Extract each line containing the string "code".

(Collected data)

┄┄┄┄┄┄┄┄┄┄

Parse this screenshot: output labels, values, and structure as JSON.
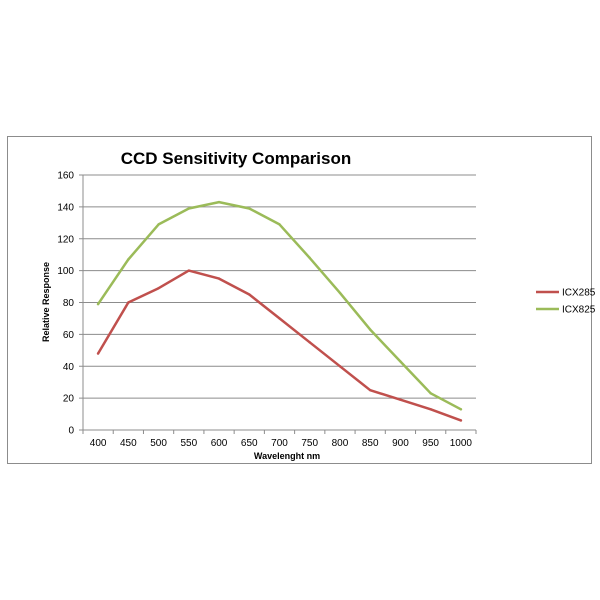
{
  "chart_data": {
    "type": "line",
    "title": "CCD Sensitivity Comparison",
    "xlabel": "Wavelenght nm",
    "ylabel": "Relative Response",
    "x": [
      400,
      450,
      500,
      550,
      600,
      650,
      700,
      750,
      800,
      850,
      900,
      950,
      1000
    ],
    "ylim": [
      0,
      160
    ],
    "yticks": [
      0,
      20,
      40,
      60,
      80,
      100,
      120,
      140,
      160
    ],
    "grid": "horizontal",
    "legend_position": "right",
    "series": [
      {
        "name": "ICX285",
        "color": "#c0504d",
        "values": [
          48,
          80,
          89,
          100,
          95,
          85,
          70,
          55,
          40,
          25,
          19,
          13,
          6
        ]
      },
      {
        "name": "ICX825",
        "color": "#9bbb59",
        "values": [
          79,
          107,
          129,
          139,
          143,
          139,
          129,
          108,
          86,
          63,
          43,
          23,
          13
        ]
      }
    ]
  }
}
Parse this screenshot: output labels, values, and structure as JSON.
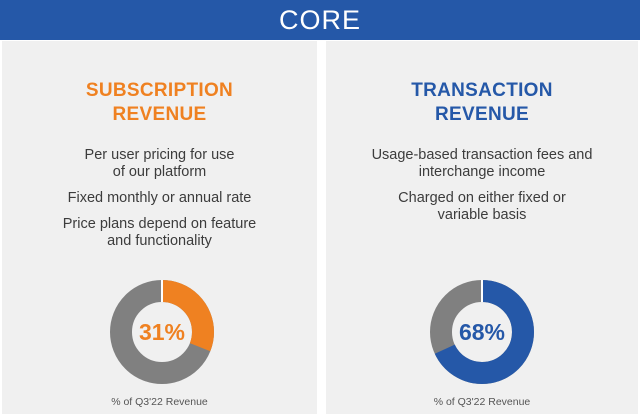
{
  "header": {
    "title": "CORE"
  },
  "colors": {
    "header_bg": "#2558a8",
    "orange": "#ef8121",
    "blue": "#2558a8",
    "gray": "#808080",
    "panel_bg": "#f0f0f0"
  },
  "subscription": {
    "title_line1": "SUBSCRIPTION",
    "title_line2": "REVENUE",
    "bullets": [
      "Per user pricing for use\nof our platform",
      "Fixed monthly or annual rate",
      "Price plans depend on feature\nand functionality"
    ],
    "percent_label": "31%",
    "percent_value": 31,
    "caption": "% of Q3'22 Revenue"
  },
  "transaction": {
    "title_line1": "TRANSACTION",
    "title_line2": "REVENUE",
    "bullets": [
      "Usage-based transaction fees and\ninterchange income",
      "Charged on either fixed or\nvariable basis"
    ],
    "percent_label": "68%",
    "percent_value": 68,
    "caption": "% of Q3'22 Revenue"
  }
}
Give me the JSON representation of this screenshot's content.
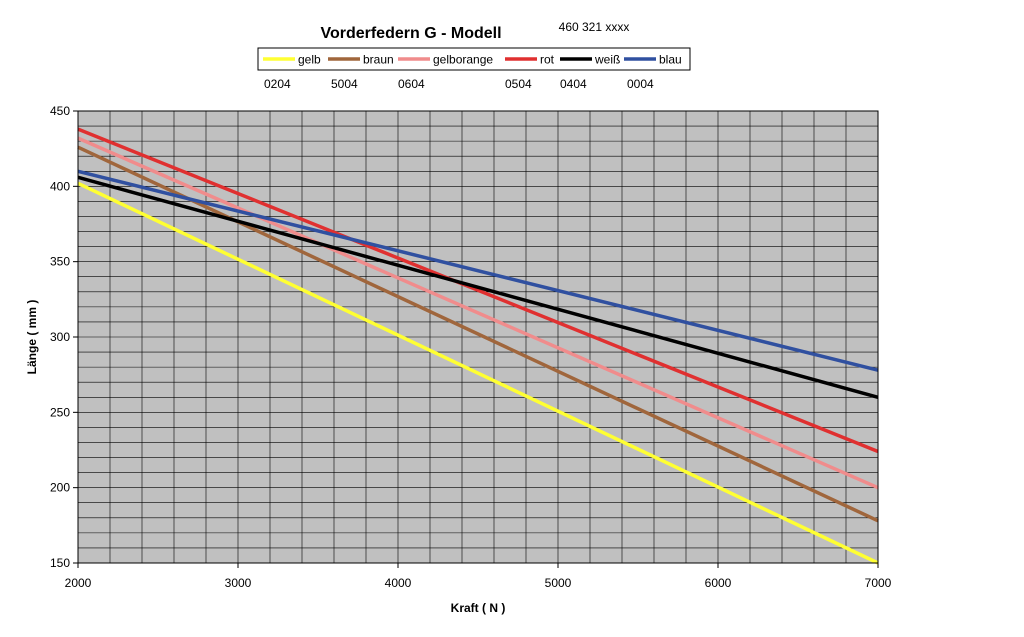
{
  "chart_data": {
    "type": "line",
    "title": "Vorderfedern G - Modell",
    "subtitle": "460 321 xxxx",
    "xlabel": "Kraft ( N )",
    "ylabel": "Länge ( mm )",
    "xlim": [
      2000,
      7000
    ],
    "ylim": [
      150,
      450
    ],
    "x_ticks": [
      2000,
      3000,
      4000,
      5000,
      6000,
      7000
    ],
    "y_ticks": [
      150,
      200,
      250,
      300,
      350,
      400,
      450
    ],
    "grid": true,
    "plot_background": "#c0c0c0",
    "grid_color": "#000000",
    "legend_position": "top",
    "series": [
      {
        "name": "gelb",
        "code": "0204",
        "color": "#ffff33",
        "x": [
          2000,
          7000
        ],
        "y": [
          402,
          150
        ]
      },
      {
        "name": "braun",
        "code": "5004",
        "color": "#a0663c",
        "x": [
          2000,
          7000
        ],
        "y": [
          426,
          178
        ]
      },
      {
        "name": "gelborange",
        "code": "0604",
        "color": "#f08c8c",
        "x": [
          2000,
          7000
        ],
        "y": [
          432,
          200
        ]
      },
      {
        "name": "rot",
        "code": "0504",
        "color": "#e03030",
        "x": [
          2000,
          7000
        ],
        "y": [
          438,
          224
        ]
      },
      {
        "name": "weiß",
        "code": "0404",
        "color": "#000000",
        "x": [
          2000,
          7000
        ],
        "y": [
          406,
          260
        ]
      },
      {
        "name": "blau",
        "code": "0004",
        "color": "#3050a0",
        "x": [
          2000,
          7000
        ],
        "y": [
          410,
          278
        ]
      }
    ]
  }
}
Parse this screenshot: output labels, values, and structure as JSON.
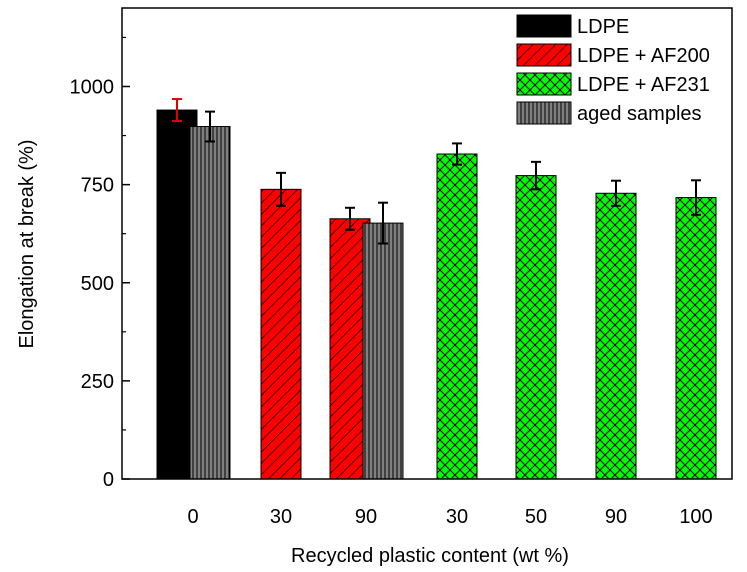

┄┄┄┄┄┄┄┄┄┄

* Answer to this problem
        "code": "0204",
        "code": "5004",
        "code": "0604",
        "code": "0504",
        "code": "0404",
        "code": "0004",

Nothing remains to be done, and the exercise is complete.